**WHAT IS BEING ASKED:**
Render every line of the records below as a Markdown table with the columns "Row" and "Line", numbering each line and skipping blank lines.

**RECORDS FOR THIS TASK:**
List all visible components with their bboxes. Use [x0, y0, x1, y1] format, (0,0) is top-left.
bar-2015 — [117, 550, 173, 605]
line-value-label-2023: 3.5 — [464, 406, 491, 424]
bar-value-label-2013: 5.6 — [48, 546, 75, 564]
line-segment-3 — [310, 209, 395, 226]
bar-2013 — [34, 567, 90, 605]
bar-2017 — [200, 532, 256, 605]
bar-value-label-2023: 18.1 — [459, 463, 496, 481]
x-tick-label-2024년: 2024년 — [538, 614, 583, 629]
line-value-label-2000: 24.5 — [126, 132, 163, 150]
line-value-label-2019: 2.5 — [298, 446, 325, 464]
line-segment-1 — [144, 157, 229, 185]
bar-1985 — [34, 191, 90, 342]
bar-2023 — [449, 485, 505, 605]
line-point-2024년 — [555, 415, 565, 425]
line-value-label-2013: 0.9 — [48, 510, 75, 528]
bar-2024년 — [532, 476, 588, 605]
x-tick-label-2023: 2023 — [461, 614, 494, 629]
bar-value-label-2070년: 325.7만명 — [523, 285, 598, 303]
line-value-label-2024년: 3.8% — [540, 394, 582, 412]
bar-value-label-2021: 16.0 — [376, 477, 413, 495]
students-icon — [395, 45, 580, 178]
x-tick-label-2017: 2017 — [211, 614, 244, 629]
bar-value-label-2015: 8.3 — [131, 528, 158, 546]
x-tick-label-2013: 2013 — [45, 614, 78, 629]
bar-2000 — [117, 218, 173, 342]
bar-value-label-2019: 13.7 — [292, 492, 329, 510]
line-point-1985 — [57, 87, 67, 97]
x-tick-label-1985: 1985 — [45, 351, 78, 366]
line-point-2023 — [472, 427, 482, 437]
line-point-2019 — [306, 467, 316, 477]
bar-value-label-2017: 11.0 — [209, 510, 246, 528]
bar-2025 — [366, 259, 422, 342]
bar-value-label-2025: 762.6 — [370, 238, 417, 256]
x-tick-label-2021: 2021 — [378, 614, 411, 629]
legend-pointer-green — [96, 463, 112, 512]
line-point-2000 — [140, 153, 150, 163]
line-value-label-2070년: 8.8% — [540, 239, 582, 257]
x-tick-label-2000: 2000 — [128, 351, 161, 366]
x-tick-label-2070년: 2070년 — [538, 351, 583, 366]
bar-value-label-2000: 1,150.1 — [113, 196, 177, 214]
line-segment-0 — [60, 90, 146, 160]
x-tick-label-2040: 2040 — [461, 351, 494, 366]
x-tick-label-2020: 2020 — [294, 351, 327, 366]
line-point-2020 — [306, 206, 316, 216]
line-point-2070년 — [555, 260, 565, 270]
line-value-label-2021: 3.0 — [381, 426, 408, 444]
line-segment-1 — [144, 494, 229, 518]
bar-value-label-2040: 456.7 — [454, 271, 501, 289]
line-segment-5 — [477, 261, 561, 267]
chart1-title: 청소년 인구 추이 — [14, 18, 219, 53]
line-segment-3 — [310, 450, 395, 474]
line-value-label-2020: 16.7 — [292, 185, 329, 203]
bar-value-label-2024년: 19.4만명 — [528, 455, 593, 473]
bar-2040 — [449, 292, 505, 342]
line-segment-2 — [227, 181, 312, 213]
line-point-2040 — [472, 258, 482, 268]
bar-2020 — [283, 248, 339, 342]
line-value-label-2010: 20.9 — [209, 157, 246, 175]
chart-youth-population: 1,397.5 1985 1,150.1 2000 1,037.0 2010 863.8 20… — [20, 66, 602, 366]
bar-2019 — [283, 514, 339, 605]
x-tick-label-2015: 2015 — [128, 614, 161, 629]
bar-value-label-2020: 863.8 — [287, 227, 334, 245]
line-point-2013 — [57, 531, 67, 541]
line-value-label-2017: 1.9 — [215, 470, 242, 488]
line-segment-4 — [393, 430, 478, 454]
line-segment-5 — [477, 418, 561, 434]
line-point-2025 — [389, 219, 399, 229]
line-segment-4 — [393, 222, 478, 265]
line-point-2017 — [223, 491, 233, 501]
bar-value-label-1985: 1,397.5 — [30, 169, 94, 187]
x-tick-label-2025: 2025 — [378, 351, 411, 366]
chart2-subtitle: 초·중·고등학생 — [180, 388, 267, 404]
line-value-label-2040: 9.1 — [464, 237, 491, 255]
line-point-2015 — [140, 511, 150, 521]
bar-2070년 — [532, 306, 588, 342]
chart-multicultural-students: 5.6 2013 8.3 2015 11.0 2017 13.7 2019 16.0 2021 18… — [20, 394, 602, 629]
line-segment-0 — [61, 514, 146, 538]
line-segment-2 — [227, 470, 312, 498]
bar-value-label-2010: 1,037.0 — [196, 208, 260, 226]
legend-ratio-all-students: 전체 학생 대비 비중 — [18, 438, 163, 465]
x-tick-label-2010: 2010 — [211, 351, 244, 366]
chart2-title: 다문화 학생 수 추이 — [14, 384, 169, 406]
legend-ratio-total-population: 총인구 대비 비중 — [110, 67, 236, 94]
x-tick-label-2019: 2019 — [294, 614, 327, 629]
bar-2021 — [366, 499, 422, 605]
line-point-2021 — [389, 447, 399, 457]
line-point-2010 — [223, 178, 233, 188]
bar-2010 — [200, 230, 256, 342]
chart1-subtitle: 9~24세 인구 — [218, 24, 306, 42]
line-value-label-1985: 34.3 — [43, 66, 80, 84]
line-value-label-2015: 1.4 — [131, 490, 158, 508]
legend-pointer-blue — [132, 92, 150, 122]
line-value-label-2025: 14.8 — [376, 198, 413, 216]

**SOLUTION TO THE PROBLEM:**
| Row | Line |
|---|---|
| 1 | List all visible components with their bboxes. Use [x0, y0, x1, y1] format, (0,0) is top-left. |
| 2 | bar-2015 — [117, 550, 173, 605] |
| 3 | line-value-label-2023: 3.5 — [464, 406, 491, 424] |
| 4 | bar-value-label-2013: 5.6 — [48, 546, 75, 564] |
| 5 | line-segment-3 — [310, 209, 395, 226] |
| 6 | bar-2013 — [34, 567, 90, 605] |
| 7 | bar-2017 — [200, 532, 256, 605] |
| 8 | bar-value-label-2023: 18.1 — [459, 463, 496, 481] |
| 9 | x-tick-label-2024년: 2024년 — [538, 614, 583, 629] |
| 10 | line-value-label-2000: 24.5 — [126, 132, 163, 150] |
| 11 | line-value-label-2019: 2.5 — [298, 446, 325, 464] |
| 12 | line-segment-1 — [144, 157, 229, 185] |
| 13 | bar-1985 — [34, 191, 90, 342] |
| 14 | bar-2023 — [449, 485, 505, 605] |
| 15 | line-point-2024년 — [555, 415, 565, 425] |
| 16 | line-value-label-2013: 0.9 — [48, 510, 75, 528] |
| 17 | bar-2024년 — [532, 476, 588, 605] |
| 18 | x-tick-label-2023: 2023 — [461, 614, 494, 629] |
| 19 | bar-value-label-2070년: 325.7만명 — [523, 285, 598, 303] |
| 20 | line-value-label-2024년: 3.8% — [540, 394, 582, 412] |
| 21 | bar-value-label-2021: 16.0 — [376, 477, 413, 495] |
| 22 | students-icon — [395, 45, 580, 178] |
| 23 | x-tick-label-2017: 2017 — [211, 614, 244, 629] |
| 24 | bar-value-label-2015: 8.3 — [131, 528, 158, 546] |
| 25 | x-tick-label-2013: 2013 — [45, 614, 78, 629] |
| 26 | bar-2000 — [117, 218, 173, 342] |
| 27 | bar-value-label-2019: 13.7 — [292, 492, 329, 510] |
| 28 | line-point-1985 — [57, 87, 67, 97] |
| 29 | x-tick-label-1985: 1985 — [45, 351, 78, 366] |
| 30 | line-point-2023 — [472, 427, 482, 437] |
| 31 | line-point-2019 — [306, 467, 316, 477] |
| 32 | bar-value-label-2017: 11.0 — [209, 510, 246, 528] |
| 33 | bar-2025 — [366, 259, 422, 342] |
| 34 | bar-value-label-2025: 762.6 — [370, 238, 417, 256] |
| 35 | x-tick-label-2021: 2021 — [378, 614, 411, 629] |
| 36 | legend-pointer-green — [96, 463, 112, 512] |
| 37 | line-point-2000 — [140, 153, 150, 163] |
| 38 | line-value-label-2070년: 8.8% — [540, 239, 582, 257] |
| 39 | x-tick-label-2000: 2000 — [128, 351, 161, 366] |
| 40 | x-tick-label-2070년: 2070년 — [538, 351, 583, 366] |
| 41 | bar-value-label-2000: 1,150.1 — [113, 196, 177, 214] |
| 42 | line-segment-0 — [60, 90, 146, 160] |
| 43 | x-tick-label-2040: 2040 — [461, 351, 494, 366] |
| 44 | x-tick-label-2020: 2020 — [294, 351, 327, 366] |
| 45 | line-point-2020 — [306, 206, 316, 216] |
| 46 | line-point-2070년 — [555, 260, 565, 270] |
| 47 | line-value-label-2021: 3.0 — [381, 426, 408, 444] |
| 48 | line-segment-1 — [144, 494, 229, 518] |
| 49 | bar-value-label-2040: 456.7 — [454, 271, 501, 289] |
| 50 | line-segment-5 — [477, 261, 561, 267] |
| 51 | chart1-title: 청소년 인구 추이 — [14, 18, 219, 53] |
| 52 | line-segment-3 — [310, 450, 395, 474] |
| 53 | line-value-label-2020: 16.7 — [292, 185, 329, 203] |
| 54 | bar-value-label-2024년: 19.4만명 — [528, 455, 593, 473] |
| 55 | bar-2040 — [449, 292, 505, 342] |
| 56 | line-segment-2 — [227, 181, 312, 213] |
| 57 | line-point-2040 — [472, 258, 482, 268] |
| 58 | bar-2020 — [283, 248, 339, 342] |
| 59 | line-value-label-2010: 20.9 — [209, 157, 246, 175] |
| 60 | chart-youth-population: 1,397.5 1985 1,150.1 2000 1,037.0 2010 863.8 20… — [20, 66, 602, 366] |
| 61 | bar-2019 — [283, 514, 339, 605] |
| 62 | x-tick-label-2015: 2015 — [128, 614, 161, 629] |
| 63 | bar-value-label-2020: 863.8 — [287, 227, 334, 245] |
| 64 | line-point-2013 — [57, 531, 67, 541] |
| 65 | line-value-label-2017: 1.9 — [215, 470, 242, 488] |
| 66 | line-segment-4 — [393, 430, 478, 454] |
| 67 | line-segment-5 — [477, 418, 561, 434] |
| 68 | line-point-2025 — [389, 219, 399, 229] |
| 69 | line-segment-4 — [393, 222, 478, 265] |
| 70 | line-point-2017 — [223, 491, 233, 501] |
| 71 | bar-value-label-1985: 1,397.5 — [30, 169, 94, 187] |
| 72 | x-tick-label-2025: 2025 — [378, 351, 411, 366] |
| 73 | chart2-subtitle: 초·중·고등학생 — [180, 388, 267, 404] |
| 74 | line-value-label-2040: 9.1 — [464, 237, 491, 255] |
| 75 | line-point-2015 — [140, 511, 150, 521] |
| 76 | bar-2070년 — [532, 306, 588, 342] |
| 77 | chart-multicultural-students: 5.6 2013 8.3 2015 11.0 2017 13.7 2019 16.0 2021 18… — [20, 394, 602, 629] |
| 78 | line-segment-0 — [61, 514, 146, 538] |
| 79 | line-segment-2 — [227, 470, 312, 498] |
| 80 | bar-value-label-2010: 1,037.0 — [196, 208, 260, 226] |
| 81 | legend-ratio-all-students: 전체 학생 대비 비중 — [18, 438, 163, 465] |
| 82 | x-tick-label-2010: 2010 — [211, 351, 244, 366] |
| 83 | chart2-title: 다문화 학생 수 추이 — [14, 384, 169, 406] |
| 84 | legend-ratio-total-population: 총인구 대비 비중 — [110, 67, 236, 94] |
| 85 | x-tick-label-2019: 2019 — [294, 614, 327, 629] |
| 86 | bar-2021 — [366, 499, 422, 605] |
| 87 | line-point-2021 — [389, 447, 399, 457] |
| 88 | line-point-2010 — [223, 178, 233, 188] |
| 89 | bar-2010 — [200, 230, 256, 342] |
| 90 | chart1-subtitle: 9~24세 인구 — [218, 24, 306, 42] |
| 91 | line-value-label-1985: 34.3 — [43, 66, 80, 84] |
| 92 | line-value-label-2015: 1.4 — [131, 490, 158, 508] |
| 93 | legend-pointer-blue — [132, 92, 150, 122] |
| 94 | line-value-label-2025: 14.8 — [376, 198, 413, 216] |